Extracted data entries
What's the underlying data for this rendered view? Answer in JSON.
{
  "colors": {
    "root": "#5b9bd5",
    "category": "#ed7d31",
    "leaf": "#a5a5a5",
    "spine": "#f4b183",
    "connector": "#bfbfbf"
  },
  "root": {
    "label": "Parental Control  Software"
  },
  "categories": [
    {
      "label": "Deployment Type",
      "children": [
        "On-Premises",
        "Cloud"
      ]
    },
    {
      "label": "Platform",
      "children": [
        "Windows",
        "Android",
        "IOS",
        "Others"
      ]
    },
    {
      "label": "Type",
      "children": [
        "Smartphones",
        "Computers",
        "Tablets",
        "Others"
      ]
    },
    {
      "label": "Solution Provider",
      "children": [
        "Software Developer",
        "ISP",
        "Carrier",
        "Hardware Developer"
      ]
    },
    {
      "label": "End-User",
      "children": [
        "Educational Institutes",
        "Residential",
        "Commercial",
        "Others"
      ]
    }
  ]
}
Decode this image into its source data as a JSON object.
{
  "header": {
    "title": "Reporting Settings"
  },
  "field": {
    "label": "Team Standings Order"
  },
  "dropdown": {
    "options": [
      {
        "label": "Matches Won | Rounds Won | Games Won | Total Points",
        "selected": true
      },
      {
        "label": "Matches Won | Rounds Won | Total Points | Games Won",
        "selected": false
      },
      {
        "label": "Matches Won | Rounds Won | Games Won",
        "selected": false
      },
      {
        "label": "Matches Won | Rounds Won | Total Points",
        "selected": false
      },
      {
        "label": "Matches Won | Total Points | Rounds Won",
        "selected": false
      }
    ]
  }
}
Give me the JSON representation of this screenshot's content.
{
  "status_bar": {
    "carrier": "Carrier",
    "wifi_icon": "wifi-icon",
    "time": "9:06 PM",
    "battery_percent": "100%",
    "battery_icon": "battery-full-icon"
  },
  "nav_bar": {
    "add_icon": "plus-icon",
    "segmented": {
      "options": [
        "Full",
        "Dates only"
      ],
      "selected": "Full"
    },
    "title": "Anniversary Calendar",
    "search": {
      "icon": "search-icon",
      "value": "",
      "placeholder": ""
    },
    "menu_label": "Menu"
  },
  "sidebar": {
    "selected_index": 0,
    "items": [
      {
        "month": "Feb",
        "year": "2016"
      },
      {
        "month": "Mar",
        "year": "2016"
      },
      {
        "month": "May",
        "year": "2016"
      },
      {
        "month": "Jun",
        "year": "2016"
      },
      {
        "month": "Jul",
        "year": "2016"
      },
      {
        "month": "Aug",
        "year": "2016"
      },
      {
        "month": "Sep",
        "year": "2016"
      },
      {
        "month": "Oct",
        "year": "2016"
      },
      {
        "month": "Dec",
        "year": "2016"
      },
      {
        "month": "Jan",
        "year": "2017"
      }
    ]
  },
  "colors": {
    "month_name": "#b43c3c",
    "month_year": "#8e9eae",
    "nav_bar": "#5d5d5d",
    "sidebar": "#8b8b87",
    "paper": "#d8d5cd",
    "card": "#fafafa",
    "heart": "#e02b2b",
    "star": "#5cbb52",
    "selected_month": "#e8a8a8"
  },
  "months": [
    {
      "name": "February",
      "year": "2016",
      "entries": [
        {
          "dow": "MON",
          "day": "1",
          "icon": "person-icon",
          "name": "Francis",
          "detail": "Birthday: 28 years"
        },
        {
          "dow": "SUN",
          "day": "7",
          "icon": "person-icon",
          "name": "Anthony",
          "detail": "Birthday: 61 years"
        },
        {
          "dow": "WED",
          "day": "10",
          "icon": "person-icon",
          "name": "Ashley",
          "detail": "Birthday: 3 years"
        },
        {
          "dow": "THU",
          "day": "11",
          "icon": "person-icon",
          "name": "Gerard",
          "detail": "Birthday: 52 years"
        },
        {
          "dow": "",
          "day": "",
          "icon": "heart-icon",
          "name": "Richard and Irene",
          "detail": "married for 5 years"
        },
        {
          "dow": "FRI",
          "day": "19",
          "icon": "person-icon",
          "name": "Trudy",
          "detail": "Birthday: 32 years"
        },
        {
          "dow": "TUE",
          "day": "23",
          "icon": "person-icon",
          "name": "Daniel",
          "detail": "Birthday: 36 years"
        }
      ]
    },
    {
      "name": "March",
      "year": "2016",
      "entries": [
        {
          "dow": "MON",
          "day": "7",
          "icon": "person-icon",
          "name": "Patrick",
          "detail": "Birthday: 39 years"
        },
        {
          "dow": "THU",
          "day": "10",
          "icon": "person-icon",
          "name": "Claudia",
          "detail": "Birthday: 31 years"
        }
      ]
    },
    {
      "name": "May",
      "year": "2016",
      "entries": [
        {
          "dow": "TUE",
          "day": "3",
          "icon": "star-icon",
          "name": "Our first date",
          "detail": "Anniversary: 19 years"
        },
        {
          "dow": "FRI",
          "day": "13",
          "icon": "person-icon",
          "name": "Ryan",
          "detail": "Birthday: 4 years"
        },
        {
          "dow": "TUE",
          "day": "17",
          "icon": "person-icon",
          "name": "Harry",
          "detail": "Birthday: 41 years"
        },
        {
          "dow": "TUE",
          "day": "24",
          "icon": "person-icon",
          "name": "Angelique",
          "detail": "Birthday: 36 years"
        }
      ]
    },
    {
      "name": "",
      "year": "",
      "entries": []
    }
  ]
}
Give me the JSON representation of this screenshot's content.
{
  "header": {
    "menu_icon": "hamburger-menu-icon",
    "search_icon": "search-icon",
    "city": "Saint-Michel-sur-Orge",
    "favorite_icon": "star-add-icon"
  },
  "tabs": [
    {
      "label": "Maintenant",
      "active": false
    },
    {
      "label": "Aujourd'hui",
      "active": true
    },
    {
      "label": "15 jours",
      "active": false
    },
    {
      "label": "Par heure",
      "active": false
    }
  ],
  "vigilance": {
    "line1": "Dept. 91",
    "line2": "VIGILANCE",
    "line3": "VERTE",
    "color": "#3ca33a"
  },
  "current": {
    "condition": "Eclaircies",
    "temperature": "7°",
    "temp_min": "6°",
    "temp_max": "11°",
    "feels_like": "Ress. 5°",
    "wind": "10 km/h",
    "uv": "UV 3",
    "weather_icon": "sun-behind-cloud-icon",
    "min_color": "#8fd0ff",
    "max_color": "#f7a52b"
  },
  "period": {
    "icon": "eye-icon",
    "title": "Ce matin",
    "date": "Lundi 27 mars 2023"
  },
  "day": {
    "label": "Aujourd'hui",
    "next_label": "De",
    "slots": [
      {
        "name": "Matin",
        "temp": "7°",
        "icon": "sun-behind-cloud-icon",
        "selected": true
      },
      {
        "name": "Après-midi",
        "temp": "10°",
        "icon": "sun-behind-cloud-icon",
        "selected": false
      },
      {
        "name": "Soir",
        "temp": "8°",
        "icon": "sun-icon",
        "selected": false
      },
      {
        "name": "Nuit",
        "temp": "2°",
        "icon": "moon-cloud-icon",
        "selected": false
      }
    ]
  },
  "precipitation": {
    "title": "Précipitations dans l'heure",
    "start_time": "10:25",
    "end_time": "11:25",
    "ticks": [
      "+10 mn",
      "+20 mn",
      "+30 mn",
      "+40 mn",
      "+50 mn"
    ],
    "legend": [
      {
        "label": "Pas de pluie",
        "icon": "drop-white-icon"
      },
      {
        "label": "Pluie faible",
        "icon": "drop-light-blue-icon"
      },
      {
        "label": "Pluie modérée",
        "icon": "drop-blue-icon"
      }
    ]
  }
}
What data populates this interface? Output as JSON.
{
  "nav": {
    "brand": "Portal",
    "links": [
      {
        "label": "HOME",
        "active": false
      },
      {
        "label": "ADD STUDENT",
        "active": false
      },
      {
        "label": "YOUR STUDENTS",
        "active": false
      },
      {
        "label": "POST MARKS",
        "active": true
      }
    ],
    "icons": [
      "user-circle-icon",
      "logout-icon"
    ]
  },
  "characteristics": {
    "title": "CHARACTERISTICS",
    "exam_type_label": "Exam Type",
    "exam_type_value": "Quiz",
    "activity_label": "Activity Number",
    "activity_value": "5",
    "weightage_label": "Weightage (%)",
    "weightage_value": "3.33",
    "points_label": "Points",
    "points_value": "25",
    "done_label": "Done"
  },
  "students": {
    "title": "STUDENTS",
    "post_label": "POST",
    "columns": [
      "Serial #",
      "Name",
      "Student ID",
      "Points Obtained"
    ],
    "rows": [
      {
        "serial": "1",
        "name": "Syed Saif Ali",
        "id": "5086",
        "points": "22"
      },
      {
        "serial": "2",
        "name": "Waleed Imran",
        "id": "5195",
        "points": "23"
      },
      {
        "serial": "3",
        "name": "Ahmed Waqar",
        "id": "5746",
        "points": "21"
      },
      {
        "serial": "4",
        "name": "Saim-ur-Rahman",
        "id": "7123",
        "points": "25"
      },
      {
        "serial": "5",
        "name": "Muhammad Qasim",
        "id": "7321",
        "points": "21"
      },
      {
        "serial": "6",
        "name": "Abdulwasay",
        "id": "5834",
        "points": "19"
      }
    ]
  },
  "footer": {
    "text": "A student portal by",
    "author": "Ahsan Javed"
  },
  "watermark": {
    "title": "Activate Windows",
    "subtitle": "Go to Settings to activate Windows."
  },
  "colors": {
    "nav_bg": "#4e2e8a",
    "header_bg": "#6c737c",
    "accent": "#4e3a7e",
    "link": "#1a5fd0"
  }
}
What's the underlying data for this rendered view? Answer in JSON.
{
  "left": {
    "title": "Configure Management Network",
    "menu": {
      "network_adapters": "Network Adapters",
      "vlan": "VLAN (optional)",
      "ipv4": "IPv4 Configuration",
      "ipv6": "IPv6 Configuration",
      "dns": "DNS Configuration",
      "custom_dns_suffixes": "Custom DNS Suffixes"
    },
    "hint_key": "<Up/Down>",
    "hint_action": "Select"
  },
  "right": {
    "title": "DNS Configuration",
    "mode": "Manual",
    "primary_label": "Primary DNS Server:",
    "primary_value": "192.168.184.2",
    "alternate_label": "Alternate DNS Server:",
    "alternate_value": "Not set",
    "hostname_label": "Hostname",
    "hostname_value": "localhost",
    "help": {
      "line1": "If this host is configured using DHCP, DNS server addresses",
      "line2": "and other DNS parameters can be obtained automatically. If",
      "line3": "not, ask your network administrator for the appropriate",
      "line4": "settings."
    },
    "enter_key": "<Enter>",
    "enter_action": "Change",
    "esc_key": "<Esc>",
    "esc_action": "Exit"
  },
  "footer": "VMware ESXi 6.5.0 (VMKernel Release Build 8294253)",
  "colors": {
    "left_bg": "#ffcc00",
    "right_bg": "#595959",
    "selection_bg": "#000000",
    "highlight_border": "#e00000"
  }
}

* [TASK INSTRUCTIONS]: Filter lines by "Birthday" and return each hit.

* [RESULT FOR THIS EXERCISE]:
          "detail": "Birthday: 28 years"
          "detail": "Birthday: 61 years"
          "detail": "Birthday: 3 years"
          "detail": "Birthday: 52 years"
          "detail": "Birthday: 32 years"
          "detail": "Birthday: 36 years"
          "detail": "Birthday: 39 years"
          "detail": "Birthday: 31 years"
          "detail": "Birthday: 4 years"
          "detail": "Birthday: 41 years"
          "detail": "Birthday: 36 years"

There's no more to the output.